◆ What is expected ◆
From the entries below, list each line with "other".

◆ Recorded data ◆
------------

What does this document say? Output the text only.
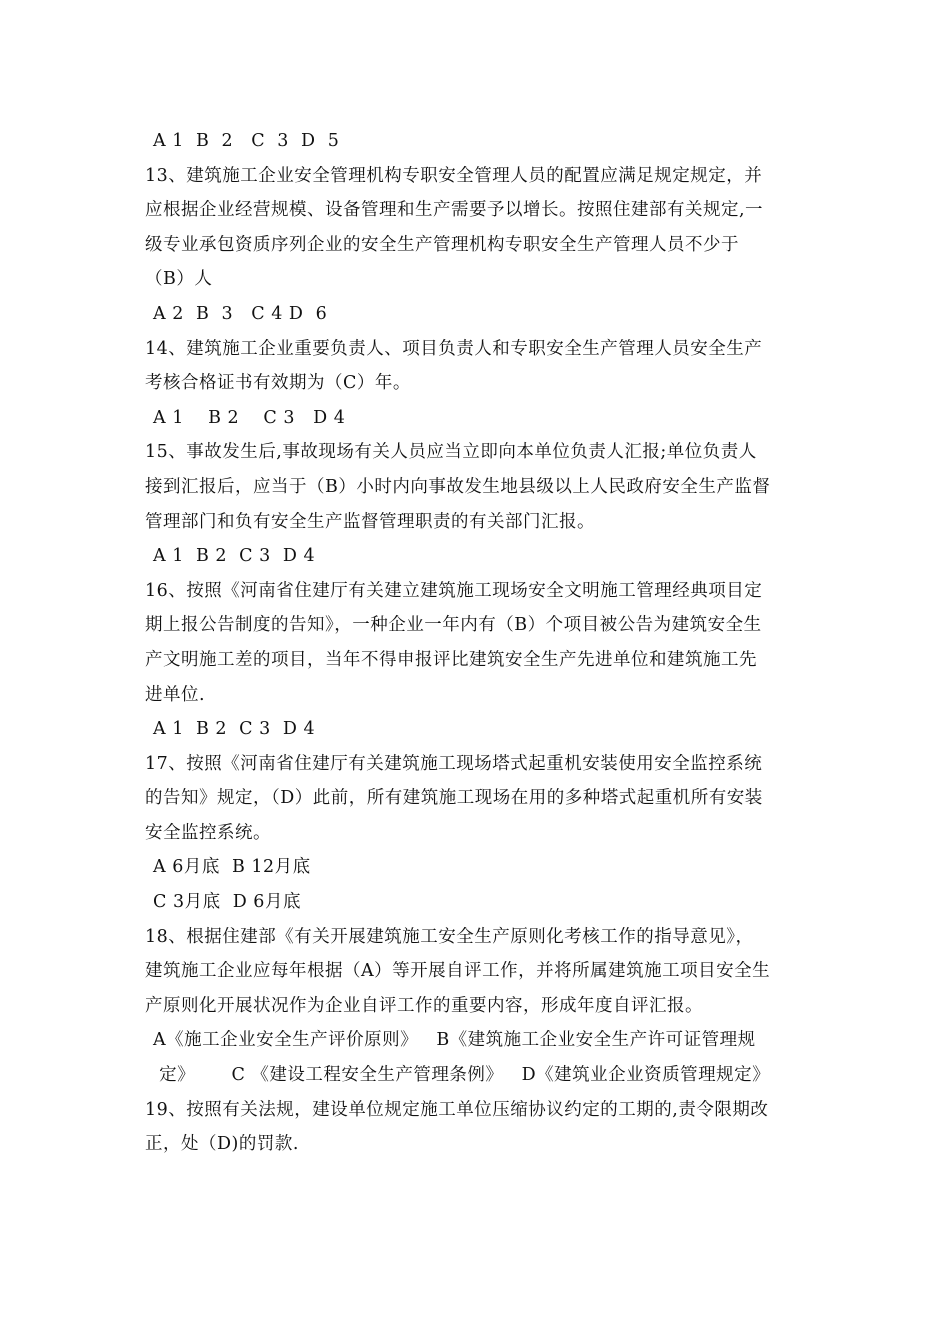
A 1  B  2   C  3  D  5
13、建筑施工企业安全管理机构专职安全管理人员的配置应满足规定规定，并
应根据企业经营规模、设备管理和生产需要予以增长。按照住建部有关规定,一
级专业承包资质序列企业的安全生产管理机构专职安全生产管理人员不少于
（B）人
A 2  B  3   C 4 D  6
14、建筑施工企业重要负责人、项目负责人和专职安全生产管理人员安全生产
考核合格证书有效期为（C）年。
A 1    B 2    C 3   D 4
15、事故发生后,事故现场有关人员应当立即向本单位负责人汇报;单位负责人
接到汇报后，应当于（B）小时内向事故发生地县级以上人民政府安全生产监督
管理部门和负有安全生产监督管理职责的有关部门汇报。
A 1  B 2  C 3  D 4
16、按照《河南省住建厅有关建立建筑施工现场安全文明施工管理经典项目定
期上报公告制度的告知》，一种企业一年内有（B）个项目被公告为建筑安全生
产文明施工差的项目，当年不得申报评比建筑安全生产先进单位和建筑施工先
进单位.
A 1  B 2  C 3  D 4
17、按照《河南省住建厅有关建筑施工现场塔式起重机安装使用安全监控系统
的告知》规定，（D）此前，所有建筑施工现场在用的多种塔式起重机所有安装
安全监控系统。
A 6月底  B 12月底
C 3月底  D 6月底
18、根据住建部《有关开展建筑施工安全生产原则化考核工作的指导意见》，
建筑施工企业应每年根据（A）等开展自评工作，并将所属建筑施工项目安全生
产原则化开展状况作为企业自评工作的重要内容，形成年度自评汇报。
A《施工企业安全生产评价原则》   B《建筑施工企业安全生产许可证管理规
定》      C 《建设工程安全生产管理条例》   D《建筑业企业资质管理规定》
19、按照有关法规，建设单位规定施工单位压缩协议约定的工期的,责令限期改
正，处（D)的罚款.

------------

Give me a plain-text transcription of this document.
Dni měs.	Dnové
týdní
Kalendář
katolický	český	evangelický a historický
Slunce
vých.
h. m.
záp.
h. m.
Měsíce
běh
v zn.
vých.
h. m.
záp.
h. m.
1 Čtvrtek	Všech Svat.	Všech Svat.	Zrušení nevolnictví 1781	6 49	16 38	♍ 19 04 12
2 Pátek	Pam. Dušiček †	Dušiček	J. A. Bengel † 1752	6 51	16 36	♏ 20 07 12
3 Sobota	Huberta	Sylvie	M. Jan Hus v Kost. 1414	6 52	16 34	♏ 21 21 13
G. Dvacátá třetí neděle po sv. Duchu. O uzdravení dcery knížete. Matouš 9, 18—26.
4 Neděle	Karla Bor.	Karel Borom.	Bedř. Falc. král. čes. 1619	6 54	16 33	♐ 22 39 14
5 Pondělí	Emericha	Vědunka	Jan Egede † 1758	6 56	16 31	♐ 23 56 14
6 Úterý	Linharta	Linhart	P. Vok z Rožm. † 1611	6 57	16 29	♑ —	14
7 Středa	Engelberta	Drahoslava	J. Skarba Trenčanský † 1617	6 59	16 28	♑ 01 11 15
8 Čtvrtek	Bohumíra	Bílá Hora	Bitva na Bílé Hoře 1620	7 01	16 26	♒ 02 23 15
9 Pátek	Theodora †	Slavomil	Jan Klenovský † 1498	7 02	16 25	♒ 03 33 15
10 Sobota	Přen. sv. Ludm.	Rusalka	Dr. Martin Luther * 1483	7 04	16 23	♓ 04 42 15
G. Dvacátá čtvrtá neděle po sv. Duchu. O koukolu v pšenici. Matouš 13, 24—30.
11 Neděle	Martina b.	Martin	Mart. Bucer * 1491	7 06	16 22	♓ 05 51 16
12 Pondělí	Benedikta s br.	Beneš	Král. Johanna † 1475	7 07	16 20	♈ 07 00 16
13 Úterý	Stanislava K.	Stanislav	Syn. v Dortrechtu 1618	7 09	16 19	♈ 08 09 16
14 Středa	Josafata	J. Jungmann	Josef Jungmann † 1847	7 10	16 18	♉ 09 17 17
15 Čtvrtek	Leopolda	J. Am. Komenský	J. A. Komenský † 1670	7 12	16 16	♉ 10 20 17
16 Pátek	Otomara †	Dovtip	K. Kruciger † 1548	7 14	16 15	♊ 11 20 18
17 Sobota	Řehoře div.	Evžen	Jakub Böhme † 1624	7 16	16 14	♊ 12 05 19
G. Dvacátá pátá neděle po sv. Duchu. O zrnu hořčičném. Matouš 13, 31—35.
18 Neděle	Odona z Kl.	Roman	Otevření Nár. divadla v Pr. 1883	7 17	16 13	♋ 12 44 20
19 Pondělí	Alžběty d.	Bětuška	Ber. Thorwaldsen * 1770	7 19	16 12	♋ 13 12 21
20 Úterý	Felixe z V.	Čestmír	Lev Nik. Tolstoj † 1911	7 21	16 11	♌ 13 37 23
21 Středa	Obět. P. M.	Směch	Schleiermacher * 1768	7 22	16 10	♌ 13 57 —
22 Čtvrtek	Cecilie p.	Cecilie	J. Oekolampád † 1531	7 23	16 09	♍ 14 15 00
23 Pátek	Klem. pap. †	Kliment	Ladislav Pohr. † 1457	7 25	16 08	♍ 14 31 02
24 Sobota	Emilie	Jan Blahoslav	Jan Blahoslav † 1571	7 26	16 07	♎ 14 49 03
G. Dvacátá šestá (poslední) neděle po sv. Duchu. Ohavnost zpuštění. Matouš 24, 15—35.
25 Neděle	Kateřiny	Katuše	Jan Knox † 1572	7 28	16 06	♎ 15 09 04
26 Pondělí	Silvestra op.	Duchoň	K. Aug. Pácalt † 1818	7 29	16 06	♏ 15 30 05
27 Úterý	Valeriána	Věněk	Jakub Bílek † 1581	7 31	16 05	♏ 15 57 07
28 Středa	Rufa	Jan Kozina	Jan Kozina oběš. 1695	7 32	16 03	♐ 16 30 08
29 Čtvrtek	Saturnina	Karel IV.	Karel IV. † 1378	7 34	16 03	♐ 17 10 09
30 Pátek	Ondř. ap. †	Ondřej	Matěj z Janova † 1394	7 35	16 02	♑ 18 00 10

------------

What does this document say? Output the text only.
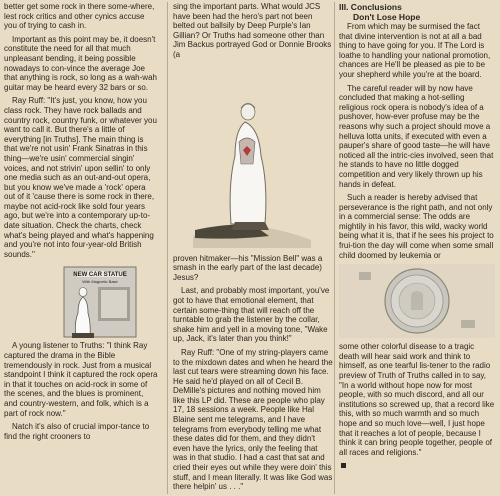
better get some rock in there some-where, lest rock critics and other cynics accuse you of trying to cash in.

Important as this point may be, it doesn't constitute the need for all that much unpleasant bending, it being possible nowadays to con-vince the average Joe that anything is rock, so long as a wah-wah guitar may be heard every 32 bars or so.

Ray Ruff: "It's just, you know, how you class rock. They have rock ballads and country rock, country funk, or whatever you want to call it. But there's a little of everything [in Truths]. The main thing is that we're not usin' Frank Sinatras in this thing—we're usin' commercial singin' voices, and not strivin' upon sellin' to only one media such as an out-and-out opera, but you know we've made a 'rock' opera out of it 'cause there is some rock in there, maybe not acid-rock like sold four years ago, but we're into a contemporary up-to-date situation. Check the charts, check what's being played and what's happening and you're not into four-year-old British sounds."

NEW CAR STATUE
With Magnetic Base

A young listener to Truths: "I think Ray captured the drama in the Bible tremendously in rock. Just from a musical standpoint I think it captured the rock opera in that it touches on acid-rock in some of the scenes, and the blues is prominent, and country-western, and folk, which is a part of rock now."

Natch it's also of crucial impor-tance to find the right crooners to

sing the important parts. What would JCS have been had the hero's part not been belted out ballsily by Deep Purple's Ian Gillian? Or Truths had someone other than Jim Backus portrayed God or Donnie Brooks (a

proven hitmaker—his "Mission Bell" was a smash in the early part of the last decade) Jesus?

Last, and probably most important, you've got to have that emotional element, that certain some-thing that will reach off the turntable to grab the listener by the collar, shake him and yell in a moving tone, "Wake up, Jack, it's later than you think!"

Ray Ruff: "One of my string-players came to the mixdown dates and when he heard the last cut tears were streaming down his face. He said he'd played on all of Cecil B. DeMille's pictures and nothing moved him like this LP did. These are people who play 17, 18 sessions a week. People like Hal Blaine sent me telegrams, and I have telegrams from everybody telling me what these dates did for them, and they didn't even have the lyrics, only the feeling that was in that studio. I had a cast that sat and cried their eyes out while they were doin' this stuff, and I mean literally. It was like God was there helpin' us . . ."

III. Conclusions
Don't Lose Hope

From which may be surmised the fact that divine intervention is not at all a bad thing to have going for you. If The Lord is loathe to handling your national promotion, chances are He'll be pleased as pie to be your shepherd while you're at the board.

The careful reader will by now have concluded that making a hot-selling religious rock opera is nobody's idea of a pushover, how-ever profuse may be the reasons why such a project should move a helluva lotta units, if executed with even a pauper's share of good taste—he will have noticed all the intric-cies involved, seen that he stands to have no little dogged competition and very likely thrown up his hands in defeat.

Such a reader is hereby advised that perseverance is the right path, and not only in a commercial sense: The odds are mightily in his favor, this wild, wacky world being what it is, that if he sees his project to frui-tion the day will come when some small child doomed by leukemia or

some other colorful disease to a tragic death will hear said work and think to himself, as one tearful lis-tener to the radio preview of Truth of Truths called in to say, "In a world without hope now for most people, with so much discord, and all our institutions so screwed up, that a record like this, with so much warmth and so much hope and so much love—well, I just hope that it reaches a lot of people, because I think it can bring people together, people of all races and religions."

------------

◆ Answer ◆
better get some rock in there some-where, lest rock critics and other cynics accuse you of trying to cash in.
sing the important parts. What would JCS have been had the hero's part not been belted out ballsily by Deep Purple's Ian Gillian? Or Truths had someone other than Jim Backus portrayed God or Donnie Brooks (a
some other colorful disease to a tragic death will hear said work and think to himself, as one tearful lis-tener to the radio preview of Truth of Truths called in to say, "In a world without hope now for most people, with so much discord, and all our institutions so screwed up, that a record like this, with so much warmth and so much hope and so much love—well, I just hope that it reaches a lot of people, because I think it can bring people together, people of all races and religions."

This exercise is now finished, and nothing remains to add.